Instructions for the task:
Copy out all lines carrying the word "生活是寻常的".

Information shown:
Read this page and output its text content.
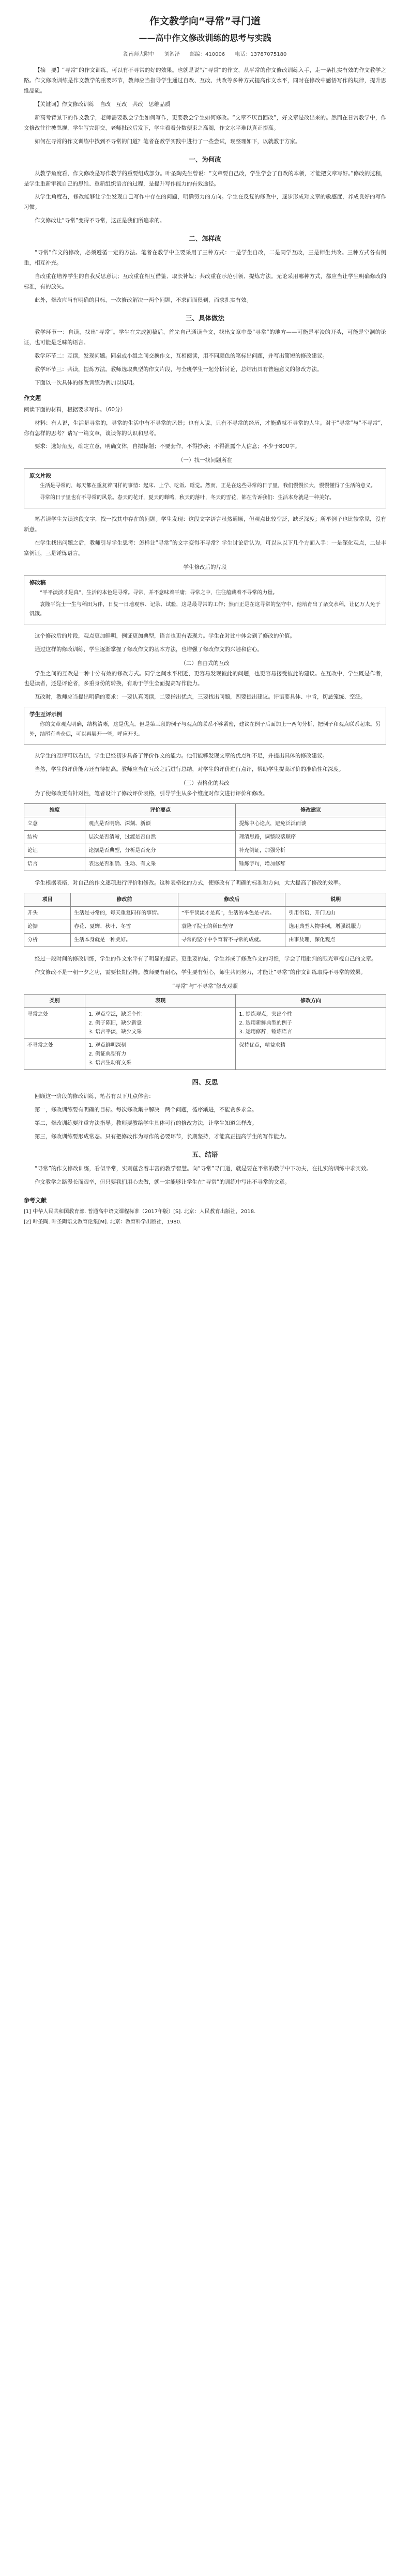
作文教学向“寻常”寻门道
——高中作文修改训练的思考与实践
湖南师大附中 刘湘泽 邮编：410006 电话：13787075180

【摘　要】“寻常”的作文训练，可以有不寻常的好的效果。也就是说写“寻常”的作文，从平常的作文修改训练入手，走一条扎实有效的作文教学之路。作文修改训练是作文教学的重要环节，教师应当指导学生通过自改、互改、共改等多种方式提高作文水平，同时在修改中感悟写作的规律，提升思维品质。

【关键词】作文修改训练　自改　互改　共改　思维品质

新高考背景下的作文教学，老师需要教会学生如何写作，更要教会学生如何修改。“文章不厌百回改”，好文章是改出来的。然而在日常教学中，作文修改往往被忽视，学生写完即交，老师批改后发下，学生看看分数便束之高阁，作文水平难以真正提高。

如何在寻常的作文训练中找到不寻常的门道？笔者在教学实践中进行了一些尝试，现整理如下，以就教于方家。

一、为何改

从教学角度看，作文修改是写作教学的重要组成部分。叶圣陶先生曾说：“文章要自己改，学生学会了自改的本领，才能把文章写好。”修改的过程，是学生重新审视自己的思维、重新组织语言的过程，是提升写作能力的有效途径。

从学生角度看，修改能够让学生发现自己写作中存在的问题，明确努力的方向。学生在反复的修改中，逐步形成对文章的敏感度，养成良好的写作习惯。

作文修改让“寻常”变得不寻常，这正是我们所追求的。

二、怎样改

“寻常”作文的修改，必须遵循一定的方法。笔者在教学中主要采用了三种方式：一是学生自改，二是同学互改，三是师生共改。三种方式各有侧重，相互补充。

自改重在培养学生的自我反思意识；互改重在相互借鉴、取长补短；共改重在示范引领、提炼方法。无论采用哪种方式，都应当让学生明确修改的标准，有的放矢。

此外，修改应当有明确的目标，一次修改解决一两个问题，不求面面俱到，而求扎实有效。

三、具体做法

教学环节一：自读，找出“寻常”。学生在完成初稿后，首先自己通读全文，找出文章中最“寻常”的地方——可能是平淡的开头，可能是空洞的论证，也可能是乏味的语言。

教学环节二：互读，发现问题。同桌或小组之间交换作文，互相阅读，用不同颜色的笔标出问题，并写出简短的修改建议。

教学环节三：共读，提炼方法。教师选取典型的作文片段，与全班学生一起分析讨论，总结出具有普遍意义的修改方法。

下面以一次具体的修改训练为例加以说明。

作文题

阅读下面的材料，根据要求写作。（60分）

材料：有人说，生活是寻常的，寻常的生活中有不寻常的风景；也有人说，只有不寻常的经历，才能造就不寻常的人生。对于“寻常”与“不寻常”，你有怎样的思考？请写一篇文章，谈谈你的认识和思考。

要求：选好角度，确定立意，明确文体，自拟标题；不要套作，不得抄袭；不得泄露个人信息；不少于800字。

（一）找一找问题所在
原文片段

生活是寻常的，每天都在重复着同样的事情：起床、上学、吃饭、睡觉。然而，正是在这些寻常的日子里，我们慢慢长大，慢慢懂得了生活的意义。

寻常的日子里也有不寻常的风景。春天的花开，夏天的蝉鸣，秋天的落叶，冬天的雪花，都在告诉我们：生活本身就是一种美好。

笔者请学生先读这段文字，找一找其中存在的问题。学生发现：这段文字语言虽然通顺，但观点比较空泛，缺乏深度；所举例子也比较常见，没有新意。

在学生找出问题之后，教师引导学生思考：怎样让“寻常”的文字变得不寻常？学生讨论后认为，可以从以下几个方面入手：一是深化观点，二是丰富例证，三是锤炼语言。

学生修改后的片段
修改稿

“平平淡淡才是真”，生活的本色是寻常。寻常，并不意味着平庸；寻常之中，往往蕴藏着不寻常的力量。

袁隆平院士一生与稻田为伴，日复一日地观察、记录、试验，这是最寻常的工作；然而正是在这寻常的坚守中，他培育出了杂交水稻，让亿万人免于饥饿。

这个修改后的片段，观点更加鲜明，例证更加典型，语言也更有表现力。学生在对比中体会到了修改的价值。

通过这样的修改训练，学生逐渐掌握了修改作文的基本方法，也增强了修改作文的兴趣和信心。

（二）自由式的互改

学生之间的互改是一种十分有效的修改方式。同学之间水平相近，更容易发现彼此的问题，也更容易接受彼此的建议。在互改中，学生既是作者，也是读者，还是评论者，多重身份的转换，有助于学生全面提高写作能力。

互改时，教师应当提出明确的要求：一要认真阅读，二要指出优点，三要找出问题，四要提出建议。评语要具体、中肯，切忌笼统、空泛。

学生互评示例

你的文章观点明确，结构清晰，这是优点。但是第三段的例子与观点的联系不够紧密，建议在例子后面加上一两句分析，把例子和观点联系起来。另外，结尾有些仓促，可以再展开一些，呼应开头。

从学生的互评可以看出，学生已经初步具备了评价作文的能力。他们能够发现文章的优点和不足，并提出具体的修改建议。

当然，学生的评价能力还有待提高。教师应当在互改之后进行总结，对学生的评价进行点评，帮助学生提高评价的准确性和深度。

（三）表格化的共改

为了使修改更有针对性，笔者设计了修改评价表格，引导学生从多个维度对作文进行评价和修改。

维度	评价要点	修改建议
立意	观点是否明确、深刻、新颖	提炼中心论点，避免泛泛而谈
结构	层次是否清晰，过渡是否自然	理清思路，调整段落顺序
论证	论据是否典型，分析是否充分	补充例证，加强分析
语言	表达是否准确、生动、有文采	锤炼字句，增加修辞

学生根据表格，对自己的作文逐项进行评价和修改。这种表格化的方式，使修改有了明确的标准和方向，大大提高了修改的效率。

项目	修改前	修改后	说明
开头	生活是寻常的，每天重复同样的事情。	“平平淡淡才是真”，生活的本色是寻常。	引用俗语，开门见山
论据	春花、夏蝉、秋叶、冬雪	袁隆平院士的稻田坚守	选用典型人物事例，增强说服力
分析	生活本身就是一种美好。	寻常的坚守中孕育着不寻常的成就。	由事及理，深化观点

经过一段时间的修改训练，学生的作文水平有了明显的提高。更重要的是，学生养成了修改作文的习惯，学会了用批判的眼光审视自己的文章。

作文修改不是一朝一夕之功，需要长期坚持。教师要有耐心，学生要有恒心，师生共同努力，才能让“寻常”的作文训练取得不寻常的效果。

“寻常”与“不寻常”修改对照
类别	表现	修改方向
寻常之处	1. 观点空泛，缺乏个性
2. 例子陈旧，缺少新意
3. 语言平淡，缺少文采	1. 提炼观点，突出个性
2. 选用新鲜典型的例子
3. 运用修辞，锤炼语言
不寻常之处	1. 观点鲜明深刻
2. 例证典型有力
3. 语言生动有文采	保持优点，精益求精
四、反思

回顾这一阶段的修改训练，笔者有以下几点体会：

第一，修改训练要有明确的目标。每次修改集中解决一两个问题，循序渐进，不能贪多求全。

第二，修改训练要注重方法指导。教师要教给学生具体可行的修改方法，让学生知道怎样改。

第三，修改训练要形成常态。只有把修改作为写作的必要环节，长期坚持，才能真正提高学生的写作能力。

五、结语

“寻常”的作文修改训练，看似平常，实则蕴含着丰富的教学智慧。向“寻常”寻门道，就是要在平常的教学中下功夫，在扎实的训练中求实效。

作文教学之路漫长而艰辛，但只要我们用心去做，就一定能够让学生在“寻常”的训练中写出不寻常的文章。

参考文献

[1] 中华人民共和国教育部. 普通高中语文课程标准（2017年版）[S]. 北京：人民教育出版社，2018.

[2] 叶圣陶. 叶圣陶语文教育论集[M]. 北京：教育科学出版社，1980.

Result of the task:
材料：有人说，生活是寻常的，寻常的生活中有不寻常的风景；也有人说，只有不寻常的经历，才能造就不寻常的人生。对于“寻常”与“不寻常”，你有怎样的思考？请写一篇文章，谈谈你的认识和思考。
生活是寻常的，每天都在重复着同样的事情：起床、上学、吃饭、睡觉。然而，正是在这些寻常的日子里，我们慢慢长大，慢慢懂得了生活的意义。
开头	生活是寻常的，每天重复同样的事情。	“平平淡淡才是真”，生活的本色是寻常。	引用俗语，开门见山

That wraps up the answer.